**Rows**
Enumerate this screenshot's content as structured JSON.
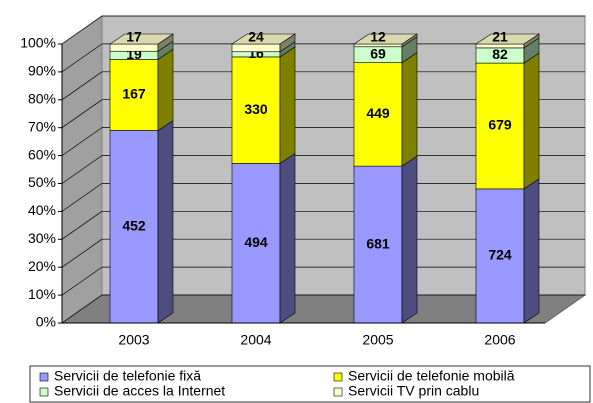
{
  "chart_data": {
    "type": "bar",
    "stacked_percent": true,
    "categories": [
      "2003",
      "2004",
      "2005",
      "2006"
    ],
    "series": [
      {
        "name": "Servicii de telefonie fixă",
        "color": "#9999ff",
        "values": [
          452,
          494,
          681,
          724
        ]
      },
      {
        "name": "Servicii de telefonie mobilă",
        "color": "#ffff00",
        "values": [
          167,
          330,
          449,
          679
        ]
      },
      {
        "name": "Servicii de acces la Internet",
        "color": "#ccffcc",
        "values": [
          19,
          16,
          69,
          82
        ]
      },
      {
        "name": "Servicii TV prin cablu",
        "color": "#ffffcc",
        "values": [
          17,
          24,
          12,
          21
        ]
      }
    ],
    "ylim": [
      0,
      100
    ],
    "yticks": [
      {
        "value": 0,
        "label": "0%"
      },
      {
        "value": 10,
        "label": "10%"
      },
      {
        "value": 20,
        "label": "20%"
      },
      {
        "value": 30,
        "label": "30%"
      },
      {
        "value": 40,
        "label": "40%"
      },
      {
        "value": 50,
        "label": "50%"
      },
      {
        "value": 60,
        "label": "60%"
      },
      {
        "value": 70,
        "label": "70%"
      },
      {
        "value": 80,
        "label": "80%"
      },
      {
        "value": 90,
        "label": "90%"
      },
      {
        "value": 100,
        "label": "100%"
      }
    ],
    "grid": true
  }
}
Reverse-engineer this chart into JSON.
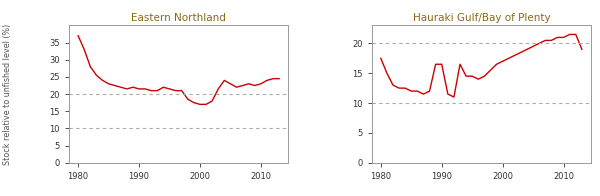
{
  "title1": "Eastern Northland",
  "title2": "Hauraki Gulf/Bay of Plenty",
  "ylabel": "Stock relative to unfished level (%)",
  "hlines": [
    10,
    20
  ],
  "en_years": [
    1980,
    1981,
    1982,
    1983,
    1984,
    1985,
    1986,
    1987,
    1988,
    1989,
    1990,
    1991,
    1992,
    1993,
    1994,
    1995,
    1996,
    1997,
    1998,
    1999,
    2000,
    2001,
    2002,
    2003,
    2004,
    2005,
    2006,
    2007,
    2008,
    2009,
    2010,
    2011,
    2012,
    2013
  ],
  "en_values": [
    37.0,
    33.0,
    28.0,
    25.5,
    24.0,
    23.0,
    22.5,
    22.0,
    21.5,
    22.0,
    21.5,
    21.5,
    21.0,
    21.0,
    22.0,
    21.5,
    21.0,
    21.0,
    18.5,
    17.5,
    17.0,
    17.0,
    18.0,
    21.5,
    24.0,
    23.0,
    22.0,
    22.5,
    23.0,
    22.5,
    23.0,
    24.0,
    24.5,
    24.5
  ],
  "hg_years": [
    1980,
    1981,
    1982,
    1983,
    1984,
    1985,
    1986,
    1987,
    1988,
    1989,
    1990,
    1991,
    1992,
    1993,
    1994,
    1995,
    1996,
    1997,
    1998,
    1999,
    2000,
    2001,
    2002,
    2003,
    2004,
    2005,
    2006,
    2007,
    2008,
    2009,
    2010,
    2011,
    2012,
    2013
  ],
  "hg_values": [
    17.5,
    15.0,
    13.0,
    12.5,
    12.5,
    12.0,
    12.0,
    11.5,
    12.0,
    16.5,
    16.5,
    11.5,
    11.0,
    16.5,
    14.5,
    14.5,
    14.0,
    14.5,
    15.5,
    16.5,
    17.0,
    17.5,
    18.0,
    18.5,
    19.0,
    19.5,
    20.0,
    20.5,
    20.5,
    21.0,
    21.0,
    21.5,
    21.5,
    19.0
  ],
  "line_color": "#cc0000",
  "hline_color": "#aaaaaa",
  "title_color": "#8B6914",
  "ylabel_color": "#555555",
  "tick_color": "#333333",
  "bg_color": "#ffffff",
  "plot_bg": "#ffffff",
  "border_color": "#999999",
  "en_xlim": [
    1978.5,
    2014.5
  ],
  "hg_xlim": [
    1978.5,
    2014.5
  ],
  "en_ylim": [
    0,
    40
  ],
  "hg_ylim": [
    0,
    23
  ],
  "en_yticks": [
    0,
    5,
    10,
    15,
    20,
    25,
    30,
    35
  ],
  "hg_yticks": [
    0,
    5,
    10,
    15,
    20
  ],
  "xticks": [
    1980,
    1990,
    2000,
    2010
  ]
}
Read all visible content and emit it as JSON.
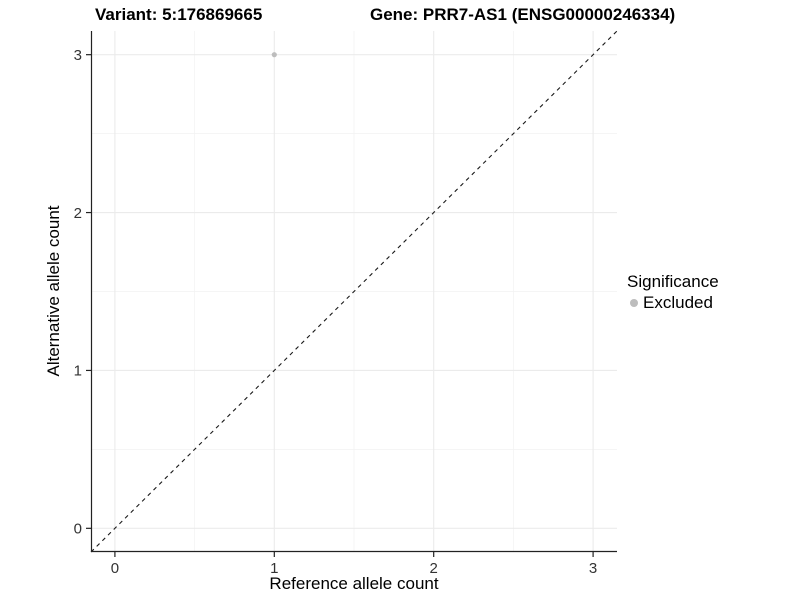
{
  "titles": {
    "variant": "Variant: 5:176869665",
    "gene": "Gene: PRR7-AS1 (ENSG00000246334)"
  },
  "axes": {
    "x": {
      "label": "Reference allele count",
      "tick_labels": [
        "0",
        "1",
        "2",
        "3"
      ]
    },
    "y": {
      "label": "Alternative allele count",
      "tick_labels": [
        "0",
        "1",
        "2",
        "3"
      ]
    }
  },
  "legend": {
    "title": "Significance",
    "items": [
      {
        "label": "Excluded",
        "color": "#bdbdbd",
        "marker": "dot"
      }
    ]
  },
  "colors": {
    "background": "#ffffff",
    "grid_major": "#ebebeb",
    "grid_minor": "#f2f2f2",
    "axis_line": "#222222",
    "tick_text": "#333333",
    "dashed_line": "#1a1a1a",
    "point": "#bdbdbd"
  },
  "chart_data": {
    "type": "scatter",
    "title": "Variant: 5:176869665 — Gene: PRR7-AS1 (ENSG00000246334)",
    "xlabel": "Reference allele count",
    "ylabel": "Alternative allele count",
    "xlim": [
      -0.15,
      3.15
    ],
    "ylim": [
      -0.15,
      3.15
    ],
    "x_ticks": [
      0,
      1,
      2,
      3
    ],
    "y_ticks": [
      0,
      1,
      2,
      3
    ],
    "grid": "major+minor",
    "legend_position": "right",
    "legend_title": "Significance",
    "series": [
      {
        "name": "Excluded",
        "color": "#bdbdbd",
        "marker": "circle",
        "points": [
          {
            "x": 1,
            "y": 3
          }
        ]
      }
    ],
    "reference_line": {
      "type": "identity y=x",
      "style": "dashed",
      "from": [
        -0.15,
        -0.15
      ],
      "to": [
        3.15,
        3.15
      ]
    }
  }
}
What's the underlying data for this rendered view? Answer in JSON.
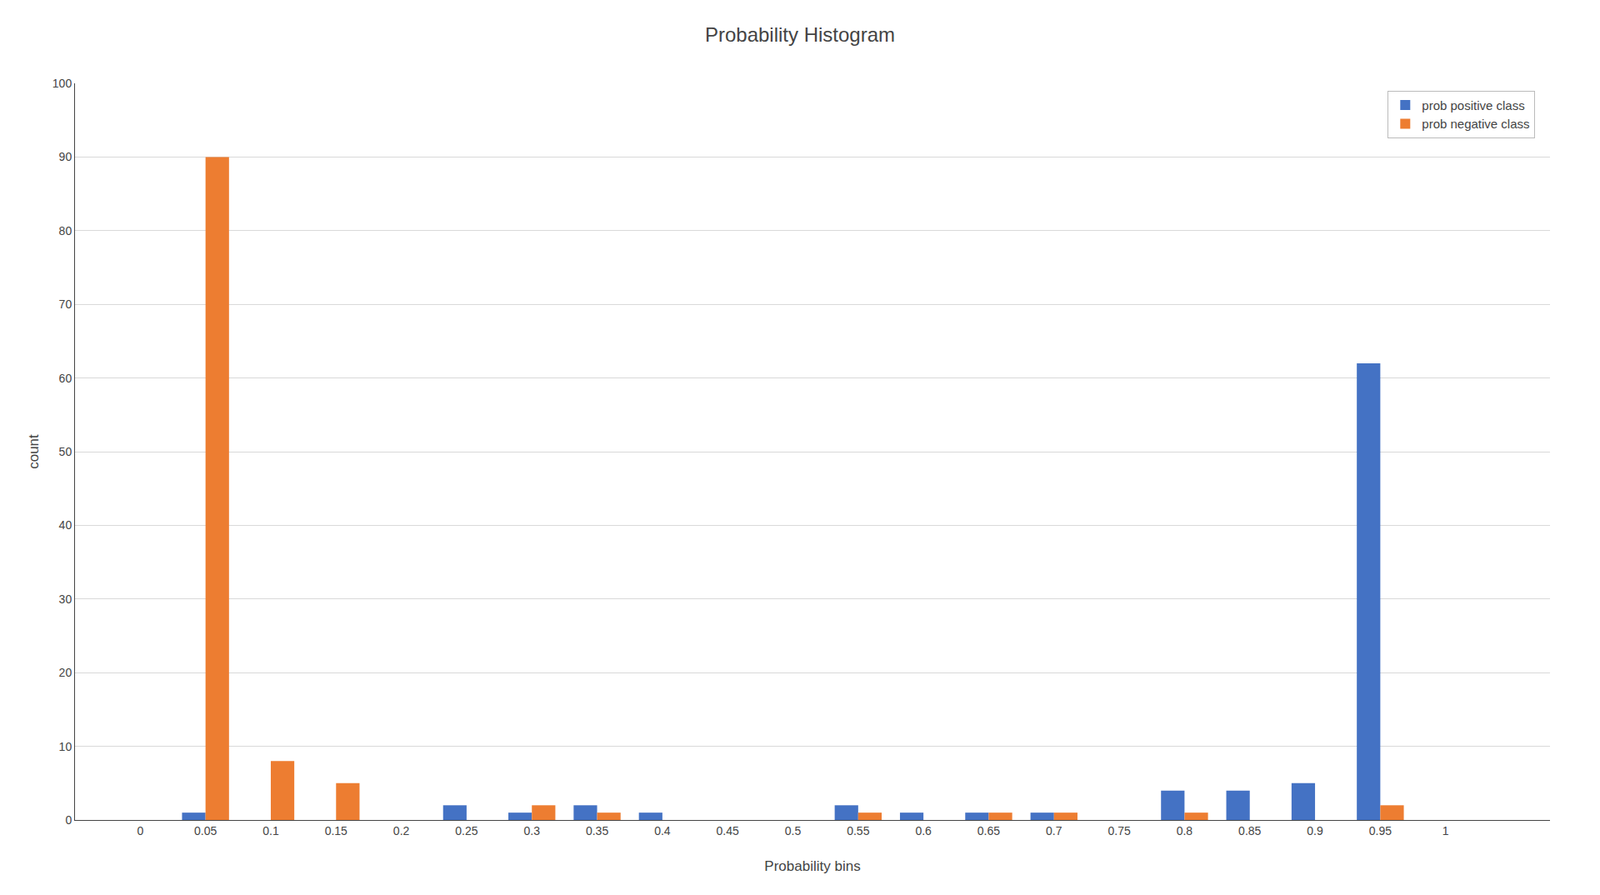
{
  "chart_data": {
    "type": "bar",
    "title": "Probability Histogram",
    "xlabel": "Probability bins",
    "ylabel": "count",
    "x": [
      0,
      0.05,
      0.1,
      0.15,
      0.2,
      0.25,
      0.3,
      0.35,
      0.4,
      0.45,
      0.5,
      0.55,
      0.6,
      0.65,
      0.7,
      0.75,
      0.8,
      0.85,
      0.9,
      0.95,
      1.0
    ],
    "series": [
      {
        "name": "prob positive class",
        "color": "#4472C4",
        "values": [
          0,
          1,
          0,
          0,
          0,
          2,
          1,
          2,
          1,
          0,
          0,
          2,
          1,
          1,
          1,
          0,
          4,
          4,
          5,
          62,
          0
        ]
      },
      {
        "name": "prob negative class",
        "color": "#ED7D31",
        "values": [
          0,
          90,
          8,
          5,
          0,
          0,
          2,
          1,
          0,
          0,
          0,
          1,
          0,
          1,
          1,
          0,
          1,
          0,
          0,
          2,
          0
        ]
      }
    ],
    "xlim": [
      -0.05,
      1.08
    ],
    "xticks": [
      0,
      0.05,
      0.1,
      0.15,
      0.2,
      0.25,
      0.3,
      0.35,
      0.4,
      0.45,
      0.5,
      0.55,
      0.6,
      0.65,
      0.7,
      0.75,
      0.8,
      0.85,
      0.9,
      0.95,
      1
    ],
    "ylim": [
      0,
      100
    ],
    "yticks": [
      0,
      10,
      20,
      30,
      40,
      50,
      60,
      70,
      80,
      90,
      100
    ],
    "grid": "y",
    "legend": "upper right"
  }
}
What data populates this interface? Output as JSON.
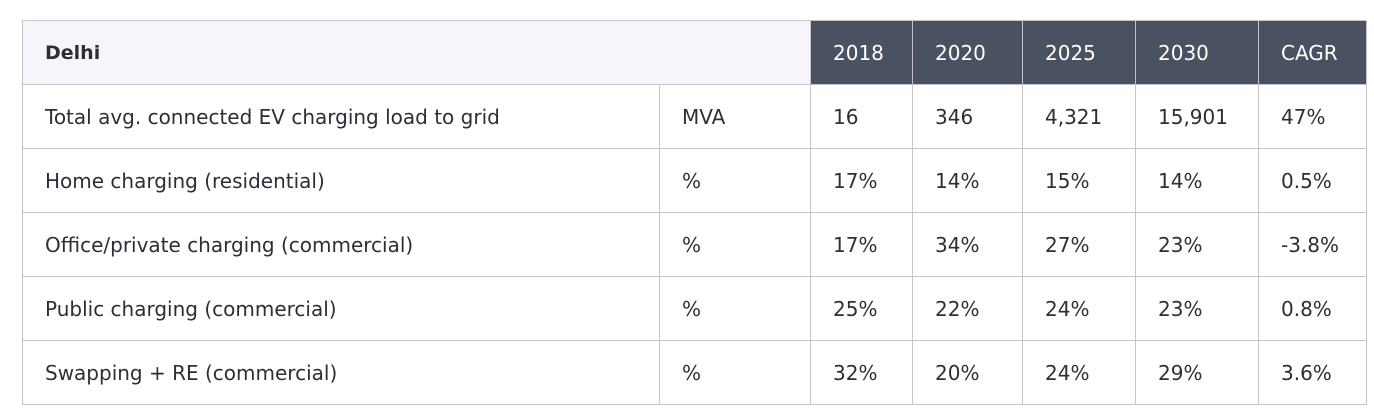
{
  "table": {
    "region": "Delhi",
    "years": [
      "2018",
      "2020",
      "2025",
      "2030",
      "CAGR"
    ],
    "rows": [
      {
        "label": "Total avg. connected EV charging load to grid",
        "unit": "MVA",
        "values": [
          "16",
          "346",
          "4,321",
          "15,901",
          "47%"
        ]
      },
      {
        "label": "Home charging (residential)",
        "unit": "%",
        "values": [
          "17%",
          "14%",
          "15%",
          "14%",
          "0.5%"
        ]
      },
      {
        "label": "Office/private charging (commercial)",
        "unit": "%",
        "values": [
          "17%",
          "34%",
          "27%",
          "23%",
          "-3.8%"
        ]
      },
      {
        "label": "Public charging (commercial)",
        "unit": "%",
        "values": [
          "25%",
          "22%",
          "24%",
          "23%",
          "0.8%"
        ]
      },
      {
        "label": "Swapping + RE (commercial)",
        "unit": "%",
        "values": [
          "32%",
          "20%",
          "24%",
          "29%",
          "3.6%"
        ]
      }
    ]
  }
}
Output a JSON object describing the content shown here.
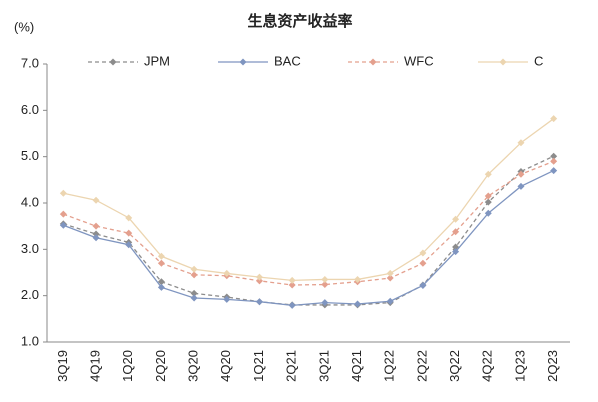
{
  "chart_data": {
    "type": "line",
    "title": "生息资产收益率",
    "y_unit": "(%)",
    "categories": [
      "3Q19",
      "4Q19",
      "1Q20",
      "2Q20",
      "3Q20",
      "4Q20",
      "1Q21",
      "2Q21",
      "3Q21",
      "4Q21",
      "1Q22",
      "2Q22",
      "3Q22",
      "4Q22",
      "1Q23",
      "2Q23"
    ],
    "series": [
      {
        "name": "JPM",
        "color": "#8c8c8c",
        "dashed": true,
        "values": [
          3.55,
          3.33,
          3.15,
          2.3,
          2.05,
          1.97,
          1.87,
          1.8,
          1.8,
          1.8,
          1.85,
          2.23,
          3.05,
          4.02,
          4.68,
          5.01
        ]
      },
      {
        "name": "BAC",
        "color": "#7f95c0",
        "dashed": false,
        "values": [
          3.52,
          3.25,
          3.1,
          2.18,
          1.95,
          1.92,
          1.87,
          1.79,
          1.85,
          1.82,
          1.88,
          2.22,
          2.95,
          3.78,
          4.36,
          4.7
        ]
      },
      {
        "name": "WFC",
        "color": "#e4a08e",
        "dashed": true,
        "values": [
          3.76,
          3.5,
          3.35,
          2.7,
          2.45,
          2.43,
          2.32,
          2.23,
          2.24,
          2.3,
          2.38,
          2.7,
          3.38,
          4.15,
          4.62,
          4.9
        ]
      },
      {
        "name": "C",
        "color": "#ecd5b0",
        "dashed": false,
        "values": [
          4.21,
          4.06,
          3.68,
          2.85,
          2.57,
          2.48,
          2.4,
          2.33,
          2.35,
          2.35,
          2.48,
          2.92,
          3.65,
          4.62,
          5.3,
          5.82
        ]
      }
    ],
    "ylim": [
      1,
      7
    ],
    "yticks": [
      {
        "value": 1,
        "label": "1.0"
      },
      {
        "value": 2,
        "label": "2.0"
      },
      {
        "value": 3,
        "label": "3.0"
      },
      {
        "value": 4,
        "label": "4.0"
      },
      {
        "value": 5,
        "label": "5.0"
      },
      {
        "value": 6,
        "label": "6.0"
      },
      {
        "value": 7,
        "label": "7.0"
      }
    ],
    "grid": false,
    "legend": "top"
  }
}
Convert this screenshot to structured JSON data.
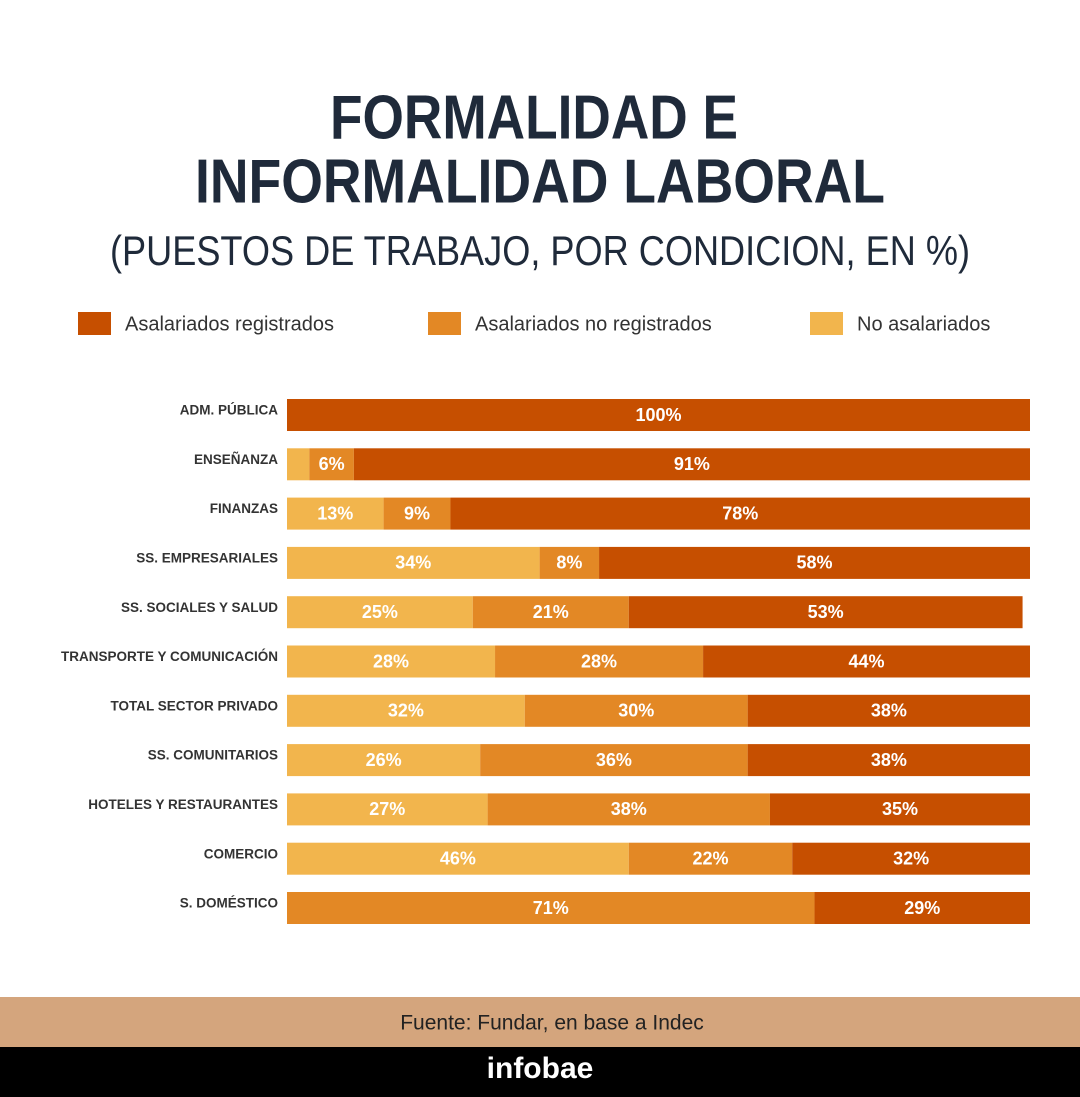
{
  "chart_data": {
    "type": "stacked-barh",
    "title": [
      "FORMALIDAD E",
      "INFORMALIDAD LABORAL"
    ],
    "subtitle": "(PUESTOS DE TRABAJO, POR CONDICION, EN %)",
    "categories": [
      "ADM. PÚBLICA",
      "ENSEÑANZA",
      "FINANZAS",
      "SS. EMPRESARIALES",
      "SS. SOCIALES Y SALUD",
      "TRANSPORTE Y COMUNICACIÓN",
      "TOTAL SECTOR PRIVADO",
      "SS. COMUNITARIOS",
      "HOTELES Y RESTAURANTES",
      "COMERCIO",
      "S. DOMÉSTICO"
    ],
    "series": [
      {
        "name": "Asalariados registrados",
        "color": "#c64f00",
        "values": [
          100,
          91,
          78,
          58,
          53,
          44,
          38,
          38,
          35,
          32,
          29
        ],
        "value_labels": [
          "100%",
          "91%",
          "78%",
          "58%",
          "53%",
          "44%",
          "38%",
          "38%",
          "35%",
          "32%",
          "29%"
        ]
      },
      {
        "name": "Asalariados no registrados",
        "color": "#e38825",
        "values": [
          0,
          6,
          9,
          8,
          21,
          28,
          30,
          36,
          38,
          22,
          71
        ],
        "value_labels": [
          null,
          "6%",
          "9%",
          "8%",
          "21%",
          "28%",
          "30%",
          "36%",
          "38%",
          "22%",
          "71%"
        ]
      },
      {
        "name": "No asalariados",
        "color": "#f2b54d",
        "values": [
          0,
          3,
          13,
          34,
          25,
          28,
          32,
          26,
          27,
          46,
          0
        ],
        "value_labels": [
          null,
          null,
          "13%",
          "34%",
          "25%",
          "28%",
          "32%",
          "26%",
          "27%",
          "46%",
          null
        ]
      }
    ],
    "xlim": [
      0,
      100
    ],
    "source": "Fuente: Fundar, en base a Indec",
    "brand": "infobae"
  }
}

**Short problem**
For the listing above, identify each line bearing "telefonie".

**Reply to the exercise**
        "name": "Servicii de telefonie fixă",
        "name": "Servicii de telefonie mobilă",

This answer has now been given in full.